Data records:
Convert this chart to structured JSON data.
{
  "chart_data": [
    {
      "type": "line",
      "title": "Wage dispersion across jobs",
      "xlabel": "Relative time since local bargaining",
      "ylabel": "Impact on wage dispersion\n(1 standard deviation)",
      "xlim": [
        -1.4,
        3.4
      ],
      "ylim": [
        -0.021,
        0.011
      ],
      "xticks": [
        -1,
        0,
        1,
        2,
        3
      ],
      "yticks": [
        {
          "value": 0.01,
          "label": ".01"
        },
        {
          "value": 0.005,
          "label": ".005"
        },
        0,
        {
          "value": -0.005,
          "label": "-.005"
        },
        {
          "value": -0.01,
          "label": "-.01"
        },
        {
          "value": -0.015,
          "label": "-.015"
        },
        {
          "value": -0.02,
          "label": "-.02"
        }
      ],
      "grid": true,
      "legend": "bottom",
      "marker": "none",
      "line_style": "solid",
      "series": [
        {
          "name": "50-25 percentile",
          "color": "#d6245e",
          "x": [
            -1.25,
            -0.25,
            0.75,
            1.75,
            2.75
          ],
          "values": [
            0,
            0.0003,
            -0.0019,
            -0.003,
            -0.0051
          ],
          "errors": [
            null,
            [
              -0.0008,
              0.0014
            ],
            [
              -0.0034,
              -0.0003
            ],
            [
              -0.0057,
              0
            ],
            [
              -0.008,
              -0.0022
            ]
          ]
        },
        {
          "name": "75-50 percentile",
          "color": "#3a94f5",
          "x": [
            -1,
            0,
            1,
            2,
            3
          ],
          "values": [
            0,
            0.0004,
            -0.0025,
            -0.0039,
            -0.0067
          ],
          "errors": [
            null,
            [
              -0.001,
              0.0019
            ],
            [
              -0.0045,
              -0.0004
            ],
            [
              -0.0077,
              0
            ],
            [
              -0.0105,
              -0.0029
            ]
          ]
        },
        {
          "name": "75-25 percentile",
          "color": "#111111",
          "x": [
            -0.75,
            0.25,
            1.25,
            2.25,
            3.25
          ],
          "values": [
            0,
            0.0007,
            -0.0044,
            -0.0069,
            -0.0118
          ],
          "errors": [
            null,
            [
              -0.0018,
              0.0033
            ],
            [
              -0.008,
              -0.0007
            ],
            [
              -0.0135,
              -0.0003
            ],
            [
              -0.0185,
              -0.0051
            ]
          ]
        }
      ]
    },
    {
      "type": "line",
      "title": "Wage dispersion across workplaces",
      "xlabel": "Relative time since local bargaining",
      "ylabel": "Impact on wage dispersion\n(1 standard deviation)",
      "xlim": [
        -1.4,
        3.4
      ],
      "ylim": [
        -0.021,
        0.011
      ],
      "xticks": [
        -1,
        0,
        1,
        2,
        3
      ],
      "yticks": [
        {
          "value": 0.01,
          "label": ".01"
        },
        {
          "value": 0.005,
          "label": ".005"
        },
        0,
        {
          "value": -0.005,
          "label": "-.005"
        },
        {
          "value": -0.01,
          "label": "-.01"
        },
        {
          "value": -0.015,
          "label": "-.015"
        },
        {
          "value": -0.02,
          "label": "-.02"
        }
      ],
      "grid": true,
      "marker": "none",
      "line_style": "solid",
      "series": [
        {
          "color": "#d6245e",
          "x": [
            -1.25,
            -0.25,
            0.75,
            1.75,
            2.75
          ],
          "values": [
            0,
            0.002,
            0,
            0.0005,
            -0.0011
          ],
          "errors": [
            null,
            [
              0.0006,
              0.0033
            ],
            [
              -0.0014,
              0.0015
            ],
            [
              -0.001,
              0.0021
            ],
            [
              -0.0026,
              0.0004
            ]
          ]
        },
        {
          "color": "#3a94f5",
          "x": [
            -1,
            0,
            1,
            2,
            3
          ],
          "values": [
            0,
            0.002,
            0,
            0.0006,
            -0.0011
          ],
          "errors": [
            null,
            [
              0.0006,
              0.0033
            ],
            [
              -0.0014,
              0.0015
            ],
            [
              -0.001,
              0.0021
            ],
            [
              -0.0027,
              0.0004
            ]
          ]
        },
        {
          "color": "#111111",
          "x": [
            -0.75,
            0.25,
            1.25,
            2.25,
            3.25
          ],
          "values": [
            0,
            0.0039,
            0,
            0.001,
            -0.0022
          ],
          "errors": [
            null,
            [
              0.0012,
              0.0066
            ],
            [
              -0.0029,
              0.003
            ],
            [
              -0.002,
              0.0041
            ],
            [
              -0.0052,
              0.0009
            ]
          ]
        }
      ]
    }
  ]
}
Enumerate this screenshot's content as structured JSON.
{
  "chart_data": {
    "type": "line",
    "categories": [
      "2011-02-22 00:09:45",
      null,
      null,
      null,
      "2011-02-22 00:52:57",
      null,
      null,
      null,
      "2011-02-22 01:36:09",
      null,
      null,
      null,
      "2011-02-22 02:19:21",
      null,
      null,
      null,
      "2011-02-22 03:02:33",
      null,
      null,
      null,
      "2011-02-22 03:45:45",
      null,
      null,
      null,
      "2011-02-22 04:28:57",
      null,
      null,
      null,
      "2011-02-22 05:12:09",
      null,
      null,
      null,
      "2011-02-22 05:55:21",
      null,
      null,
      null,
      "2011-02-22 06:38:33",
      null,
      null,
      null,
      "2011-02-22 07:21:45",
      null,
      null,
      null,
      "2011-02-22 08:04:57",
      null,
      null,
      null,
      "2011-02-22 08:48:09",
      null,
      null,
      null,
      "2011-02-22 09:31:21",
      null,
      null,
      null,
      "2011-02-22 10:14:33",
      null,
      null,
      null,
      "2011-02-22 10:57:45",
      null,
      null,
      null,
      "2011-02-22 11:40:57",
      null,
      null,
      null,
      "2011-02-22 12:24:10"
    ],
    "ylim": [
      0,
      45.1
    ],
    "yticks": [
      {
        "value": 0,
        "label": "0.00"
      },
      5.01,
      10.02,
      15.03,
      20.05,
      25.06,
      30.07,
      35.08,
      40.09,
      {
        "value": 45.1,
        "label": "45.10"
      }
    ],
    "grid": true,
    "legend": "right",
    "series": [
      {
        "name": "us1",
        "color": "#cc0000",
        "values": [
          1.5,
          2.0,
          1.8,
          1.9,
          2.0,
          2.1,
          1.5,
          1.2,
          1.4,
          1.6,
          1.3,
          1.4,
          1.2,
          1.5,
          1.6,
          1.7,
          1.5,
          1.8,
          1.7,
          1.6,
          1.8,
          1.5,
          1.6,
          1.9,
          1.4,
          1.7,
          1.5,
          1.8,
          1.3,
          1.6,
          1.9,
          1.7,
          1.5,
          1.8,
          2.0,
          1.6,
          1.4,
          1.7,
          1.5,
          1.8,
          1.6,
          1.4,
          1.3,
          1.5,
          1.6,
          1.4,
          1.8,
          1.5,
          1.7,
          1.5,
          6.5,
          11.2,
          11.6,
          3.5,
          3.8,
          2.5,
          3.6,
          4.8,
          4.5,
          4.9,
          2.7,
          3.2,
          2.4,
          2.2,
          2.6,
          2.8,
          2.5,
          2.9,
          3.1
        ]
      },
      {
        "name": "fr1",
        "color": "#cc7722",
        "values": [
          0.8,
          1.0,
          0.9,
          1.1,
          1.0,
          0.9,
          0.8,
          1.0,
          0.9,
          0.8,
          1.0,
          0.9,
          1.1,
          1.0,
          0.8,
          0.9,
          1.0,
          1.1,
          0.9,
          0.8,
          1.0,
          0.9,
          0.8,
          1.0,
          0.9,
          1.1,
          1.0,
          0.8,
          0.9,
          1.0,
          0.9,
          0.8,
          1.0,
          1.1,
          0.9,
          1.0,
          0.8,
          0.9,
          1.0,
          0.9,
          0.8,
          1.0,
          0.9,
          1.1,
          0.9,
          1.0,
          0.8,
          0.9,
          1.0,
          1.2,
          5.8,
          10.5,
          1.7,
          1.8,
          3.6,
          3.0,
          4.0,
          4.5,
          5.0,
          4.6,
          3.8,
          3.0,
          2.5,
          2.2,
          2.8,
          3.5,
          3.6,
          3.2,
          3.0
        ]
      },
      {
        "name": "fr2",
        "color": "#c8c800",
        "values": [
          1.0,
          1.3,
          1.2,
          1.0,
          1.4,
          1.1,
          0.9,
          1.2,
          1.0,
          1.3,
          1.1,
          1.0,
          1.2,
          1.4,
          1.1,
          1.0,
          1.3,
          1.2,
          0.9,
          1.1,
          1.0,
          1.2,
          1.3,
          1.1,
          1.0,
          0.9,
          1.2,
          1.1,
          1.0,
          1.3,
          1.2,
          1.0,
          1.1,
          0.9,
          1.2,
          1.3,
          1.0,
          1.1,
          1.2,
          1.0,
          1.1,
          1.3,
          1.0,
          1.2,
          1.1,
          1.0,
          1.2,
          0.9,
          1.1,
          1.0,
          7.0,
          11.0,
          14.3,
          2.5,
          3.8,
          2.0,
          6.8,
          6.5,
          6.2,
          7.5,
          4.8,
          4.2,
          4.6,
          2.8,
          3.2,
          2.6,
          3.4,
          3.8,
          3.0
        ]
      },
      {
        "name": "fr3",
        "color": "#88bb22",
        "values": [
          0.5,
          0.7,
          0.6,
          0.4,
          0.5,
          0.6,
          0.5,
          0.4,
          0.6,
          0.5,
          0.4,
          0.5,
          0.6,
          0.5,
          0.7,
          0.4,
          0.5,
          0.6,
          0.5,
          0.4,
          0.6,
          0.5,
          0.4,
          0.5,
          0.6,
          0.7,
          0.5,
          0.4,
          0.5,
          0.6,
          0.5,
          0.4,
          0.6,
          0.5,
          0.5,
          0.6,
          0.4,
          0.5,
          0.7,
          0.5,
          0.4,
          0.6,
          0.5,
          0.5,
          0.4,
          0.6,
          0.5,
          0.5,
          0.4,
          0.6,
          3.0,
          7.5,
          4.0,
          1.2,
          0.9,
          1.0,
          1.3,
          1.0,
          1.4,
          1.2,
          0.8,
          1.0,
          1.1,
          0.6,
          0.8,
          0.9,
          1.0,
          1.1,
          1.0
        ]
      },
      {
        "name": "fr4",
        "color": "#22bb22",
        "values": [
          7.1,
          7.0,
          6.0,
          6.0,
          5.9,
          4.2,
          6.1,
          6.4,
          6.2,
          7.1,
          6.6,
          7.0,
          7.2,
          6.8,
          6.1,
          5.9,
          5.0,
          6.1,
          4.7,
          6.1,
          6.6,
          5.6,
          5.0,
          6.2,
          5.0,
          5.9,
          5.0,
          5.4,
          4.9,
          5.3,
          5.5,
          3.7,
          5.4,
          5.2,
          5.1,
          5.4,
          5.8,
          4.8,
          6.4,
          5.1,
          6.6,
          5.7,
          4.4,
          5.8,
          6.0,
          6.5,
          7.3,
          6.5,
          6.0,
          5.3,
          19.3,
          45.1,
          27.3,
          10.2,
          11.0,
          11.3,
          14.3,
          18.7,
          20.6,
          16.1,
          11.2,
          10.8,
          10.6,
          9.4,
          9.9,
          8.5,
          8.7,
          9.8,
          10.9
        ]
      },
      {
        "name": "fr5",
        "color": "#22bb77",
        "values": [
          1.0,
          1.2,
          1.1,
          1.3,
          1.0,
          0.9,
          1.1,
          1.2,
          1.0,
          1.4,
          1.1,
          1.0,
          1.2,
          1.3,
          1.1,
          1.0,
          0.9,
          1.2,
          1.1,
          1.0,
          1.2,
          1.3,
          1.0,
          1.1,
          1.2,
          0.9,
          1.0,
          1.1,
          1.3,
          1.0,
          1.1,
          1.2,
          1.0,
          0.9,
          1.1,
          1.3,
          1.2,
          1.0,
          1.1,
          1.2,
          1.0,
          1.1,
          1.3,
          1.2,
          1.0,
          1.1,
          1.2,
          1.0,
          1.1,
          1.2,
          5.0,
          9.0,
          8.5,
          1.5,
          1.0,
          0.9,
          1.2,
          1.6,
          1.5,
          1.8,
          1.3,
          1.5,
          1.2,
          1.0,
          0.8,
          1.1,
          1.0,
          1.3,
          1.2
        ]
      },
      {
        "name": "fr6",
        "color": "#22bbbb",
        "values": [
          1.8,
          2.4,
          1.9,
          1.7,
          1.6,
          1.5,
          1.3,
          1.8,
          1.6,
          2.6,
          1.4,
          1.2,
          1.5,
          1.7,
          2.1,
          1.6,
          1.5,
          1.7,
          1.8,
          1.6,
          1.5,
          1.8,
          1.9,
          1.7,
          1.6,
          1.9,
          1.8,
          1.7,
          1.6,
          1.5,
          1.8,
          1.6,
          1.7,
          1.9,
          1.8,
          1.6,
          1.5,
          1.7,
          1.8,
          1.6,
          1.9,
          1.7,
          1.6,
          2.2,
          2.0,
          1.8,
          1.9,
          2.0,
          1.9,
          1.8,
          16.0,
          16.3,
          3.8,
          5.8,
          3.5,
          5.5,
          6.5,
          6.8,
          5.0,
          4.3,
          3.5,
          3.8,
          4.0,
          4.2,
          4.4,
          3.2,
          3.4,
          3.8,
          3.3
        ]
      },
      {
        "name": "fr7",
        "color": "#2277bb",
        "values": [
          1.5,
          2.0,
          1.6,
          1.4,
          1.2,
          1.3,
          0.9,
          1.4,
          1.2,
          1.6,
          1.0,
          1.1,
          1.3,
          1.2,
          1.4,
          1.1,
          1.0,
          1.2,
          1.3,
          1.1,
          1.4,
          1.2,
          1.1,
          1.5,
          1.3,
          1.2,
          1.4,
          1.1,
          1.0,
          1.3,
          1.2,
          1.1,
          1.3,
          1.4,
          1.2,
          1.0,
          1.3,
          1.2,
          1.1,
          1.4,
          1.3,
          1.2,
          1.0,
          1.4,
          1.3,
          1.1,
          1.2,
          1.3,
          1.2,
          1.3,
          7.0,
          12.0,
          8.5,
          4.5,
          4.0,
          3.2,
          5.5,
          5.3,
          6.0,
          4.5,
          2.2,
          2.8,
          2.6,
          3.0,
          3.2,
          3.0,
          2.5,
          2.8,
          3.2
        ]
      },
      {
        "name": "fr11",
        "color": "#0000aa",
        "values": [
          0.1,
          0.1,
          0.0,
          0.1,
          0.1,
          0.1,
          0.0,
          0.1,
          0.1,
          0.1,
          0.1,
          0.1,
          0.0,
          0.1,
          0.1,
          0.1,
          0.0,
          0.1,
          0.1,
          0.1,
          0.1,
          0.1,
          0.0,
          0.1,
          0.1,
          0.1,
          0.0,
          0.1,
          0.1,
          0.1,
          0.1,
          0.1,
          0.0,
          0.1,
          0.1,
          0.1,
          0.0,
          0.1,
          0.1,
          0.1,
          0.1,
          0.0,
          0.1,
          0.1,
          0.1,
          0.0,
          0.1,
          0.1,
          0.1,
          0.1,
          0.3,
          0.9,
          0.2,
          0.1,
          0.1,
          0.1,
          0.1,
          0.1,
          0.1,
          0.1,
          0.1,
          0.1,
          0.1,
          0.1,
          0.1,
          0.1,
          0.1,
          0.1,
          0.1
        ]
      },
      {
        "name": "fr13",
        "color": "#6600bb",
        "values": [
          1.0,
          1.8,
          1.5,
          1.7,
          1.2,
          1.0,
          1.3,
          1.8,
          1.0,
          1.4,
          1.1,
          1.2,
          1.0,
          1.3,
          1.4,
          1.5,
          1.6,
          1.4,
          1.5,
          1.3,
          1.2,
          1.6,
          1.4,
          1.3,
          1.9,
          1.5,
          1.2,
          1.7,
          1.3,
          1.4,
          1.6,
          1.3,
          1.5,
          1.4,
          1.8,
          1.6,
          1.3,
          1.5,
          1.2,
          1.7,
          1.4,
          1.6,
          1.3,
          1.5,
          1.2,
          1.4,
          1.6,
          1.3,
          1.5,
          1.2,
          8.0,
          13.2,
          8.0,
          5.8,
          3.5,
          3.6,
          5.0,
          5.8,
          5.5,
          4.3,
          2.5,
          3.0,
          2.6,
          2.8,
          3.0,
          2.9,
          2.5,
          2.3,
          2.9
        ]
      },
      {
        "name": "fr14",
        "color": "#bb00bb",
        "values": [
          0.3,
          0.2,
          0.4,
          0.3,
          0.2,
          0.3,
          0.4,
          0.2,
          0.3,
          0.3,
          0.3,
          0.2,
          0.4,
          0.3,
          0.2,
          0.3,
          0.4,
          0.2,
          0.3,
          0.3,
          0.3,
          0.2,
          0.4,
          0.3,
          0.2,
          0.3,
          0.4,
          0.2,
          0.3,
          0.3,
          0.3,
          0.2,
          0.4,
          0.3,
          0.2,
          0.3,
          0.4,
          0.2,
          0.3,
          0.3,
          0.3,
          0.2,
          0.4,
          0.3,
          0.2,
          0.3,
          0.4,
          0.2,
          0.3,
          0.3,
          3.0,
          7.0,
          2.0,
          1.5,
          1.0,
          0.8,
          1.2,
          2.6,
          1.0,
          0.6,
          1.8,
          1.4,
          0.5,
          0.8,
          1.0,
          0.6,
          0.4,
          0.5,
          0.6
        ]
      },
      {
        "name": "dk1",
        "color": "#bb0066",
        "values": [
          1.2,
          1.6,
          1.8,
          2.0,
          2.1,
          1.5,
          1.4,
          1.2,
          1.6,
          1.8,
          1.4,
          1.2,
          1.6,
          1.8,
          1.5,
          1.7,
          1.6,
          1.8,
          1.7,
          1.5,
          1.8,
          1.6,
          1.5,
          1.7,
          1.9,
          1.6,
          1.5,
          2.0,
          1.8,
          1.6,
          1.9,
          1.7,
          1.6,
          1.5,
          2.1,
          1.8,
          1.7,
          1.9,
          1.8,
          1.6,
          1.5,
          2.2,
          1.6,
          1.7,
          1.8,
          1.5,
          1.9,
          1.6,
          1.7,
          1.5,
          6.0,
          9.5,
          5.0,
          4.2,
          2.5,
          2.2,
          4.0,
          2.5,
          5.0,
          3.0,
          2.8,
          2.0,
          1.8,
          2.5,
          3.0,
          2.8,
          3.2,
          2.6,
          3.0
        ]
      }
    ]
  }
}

» TASK TO COMPLETE:
Count how many lines above include the word "dispersion" and answer with that figure only.

» REPLY TO THE EXERCISE:
4